START
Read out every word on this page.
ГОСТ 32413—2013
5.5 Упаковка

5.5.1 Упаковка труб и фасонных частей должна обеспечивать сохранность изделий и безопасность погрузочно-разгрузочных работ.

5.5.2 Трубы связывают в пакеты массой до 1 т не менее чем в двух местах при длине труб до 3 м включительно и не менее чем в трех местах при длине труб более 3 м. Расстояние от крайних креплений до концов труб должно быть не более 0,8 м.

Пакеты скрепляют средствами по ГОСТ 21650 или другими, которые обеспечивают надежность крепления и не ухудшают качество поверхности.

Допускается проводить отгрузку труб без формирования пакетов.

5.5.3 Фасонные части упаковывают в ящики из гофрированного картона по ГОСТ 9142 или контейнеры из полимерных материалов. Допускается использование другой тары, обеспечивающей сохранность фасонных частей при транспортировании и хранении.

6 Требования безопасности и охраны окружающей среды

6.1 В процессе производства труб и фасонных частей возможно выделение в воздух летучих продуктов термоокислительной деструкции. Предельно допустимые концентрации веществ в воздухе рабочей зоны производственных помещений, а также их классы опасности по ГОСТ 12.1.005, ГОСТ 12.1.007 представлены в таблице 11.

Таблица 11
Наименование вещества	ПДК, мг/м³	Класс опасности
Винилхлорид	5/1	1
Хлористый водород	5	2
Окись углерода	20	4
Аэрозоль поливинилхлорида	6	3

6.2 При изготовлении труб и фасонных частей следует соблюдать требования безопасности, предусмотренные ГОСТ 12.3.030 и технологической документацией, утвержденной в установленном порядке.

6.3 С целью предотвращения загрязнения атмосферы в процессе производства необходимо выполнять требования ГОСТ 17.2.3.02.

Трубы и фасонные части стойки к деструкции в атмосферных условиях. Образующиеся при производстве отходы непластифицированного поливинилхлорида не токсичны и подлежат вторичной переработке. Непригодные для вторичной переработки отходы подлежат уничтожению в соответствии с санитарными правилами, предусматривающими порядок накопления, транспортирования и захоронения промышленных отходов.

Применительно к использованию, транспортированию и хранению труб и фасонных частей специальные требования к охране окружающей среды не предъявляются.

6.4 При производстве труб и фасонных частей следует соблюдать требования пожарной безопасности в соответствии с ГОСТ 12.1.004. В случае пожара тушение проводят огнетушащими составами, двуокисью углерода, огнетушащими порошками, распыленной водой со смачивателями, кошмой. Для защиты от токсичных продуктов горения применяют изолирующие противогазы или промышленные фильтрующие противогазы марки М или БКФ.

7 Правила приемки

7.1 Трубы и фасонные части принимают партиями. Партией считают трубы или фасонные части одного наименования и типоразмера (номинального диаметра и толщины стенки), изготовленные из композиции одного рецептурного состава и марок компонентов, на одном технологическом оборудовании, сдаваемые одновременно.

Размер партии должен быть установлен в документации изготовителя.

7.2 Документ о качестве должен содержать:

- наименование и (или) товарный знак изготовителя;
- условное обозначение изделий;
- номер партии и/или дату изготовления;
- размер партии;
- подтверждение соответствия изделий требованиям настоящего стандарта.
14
END
EXERCISE OBJECTIVE: Reproduce the entries above exactly.

IN RESPONSE:
Read out every word on this page.
ГОСТ 32413—2013
5.5 Упаковка

5.5.1 Упаковка труб и фасонных частей должна обеспечивать сохранность изделий и безопасность погрузочно-разгрузочных работ.

5.5.2 Трубы связывают в пакеты массой до 1 т не менее чем в двух местах при длине труб до 3 м включительно и не менее чем в трех местах при длине труб более 3 м. Расстояние от крайних креплений до концов труб должно быть не более 0,8 м.

Пакеты скрепляют средствами по ГОСТ 21650 или другими, которые обеспечивают надежность крепления и не ухудшают качество поверхности.

Допускается проводить отгрузку труб без формирования пакетов.

5.5.3 Фасонные части упаковывают в ящики из гофрированного картона по ГОСТ 9142 или контейнеры из полимерных материалов. Допускается использование другой тары, обеспечивающей сохранность фасонных частей при транспортировании и хранении.

6 Требования безопасности и охраны окружающей среды

6.1 В процессе производства труб и фасонных частей возможно выделение в воздух летучих продуктов термоокислительной деструкции. Предельно допустимые концентрации веществ в воздухе рабочей зоны производственных помещений, а также их классы опасности по ГОСТ 12.1.005, ГОСТ 12.1.007 представлены в таблице 11.

Таблица 11
Наименование вещества	ПДК, мг/м³	Класс опасности
Винилхлорид	5/1	1
Хлористый водород	5	2
Окись углерода	20	4
Аэрозоль поливинилхлорида	6	3

6.2 При изготовлении труб и фасонных частей следует соблюдать требования безопасности, предусмотренные ГОСТ 12.3.030 и технологической документацией, утвержденной в установленном порядке.

6.3 С целью предотвращения загрязнения атмосферы в процессе производства необходимо выполнять требования ГОСТ 17.2.3.02.

Трубы и фасонные части стойки к деструкции в атмосферных условиях. Образующиеся при производстве отходы непластифицированного поливинилхлорида не токсичны и подлежат вторичной переработке. Непригодные для вторичной переработки отходы подлежат уничтожению в соответствии с санитарными правилами, предусматривающими порядок накопления, транспортирования и захоронения промышленных отходов.

Применительно к использованию, транспортированию и хранению труб и фасонных частей специальные требования к охране окружающей среды не предъявляются.

6.4 При производстве труб и фасонных частей следует соблюдать требования пожарной безопасности в соответствии с ГОСТ 12.1.004. В случае пожара тушение проводят огнетушащими составами, двуокисью углерода, огнетушащими порошками, распыленной водой со смачивателями, кошмой. Для защиты от токсичных продуктов горения применяют изолирующие противогазы или промышленные фильтрующие противогазы марки М или БКФ.

7 Правила приемки

7.1 Трубы и фасонные части принимают партиями. Партией считают трубы или фасонные части одного наименования и типоразмера (номинального диаметра и толщины стенки), изготовленные из композиции одного рецептурного состава и марок компонентов, на одном технологическом оборудовании, сдаваемые одновременно.

Размер партии должен быть установлен в документации изготовителя.

7.2 Документ о качестве должен содержать:

- наименование и (или) товарный знак изготовителя;
- условное обозначение изделий;
- номер партии и/или дату изготовления;
- размер партии;
- подтверждение соответствия изделий требованиям настоящего стандарта.
14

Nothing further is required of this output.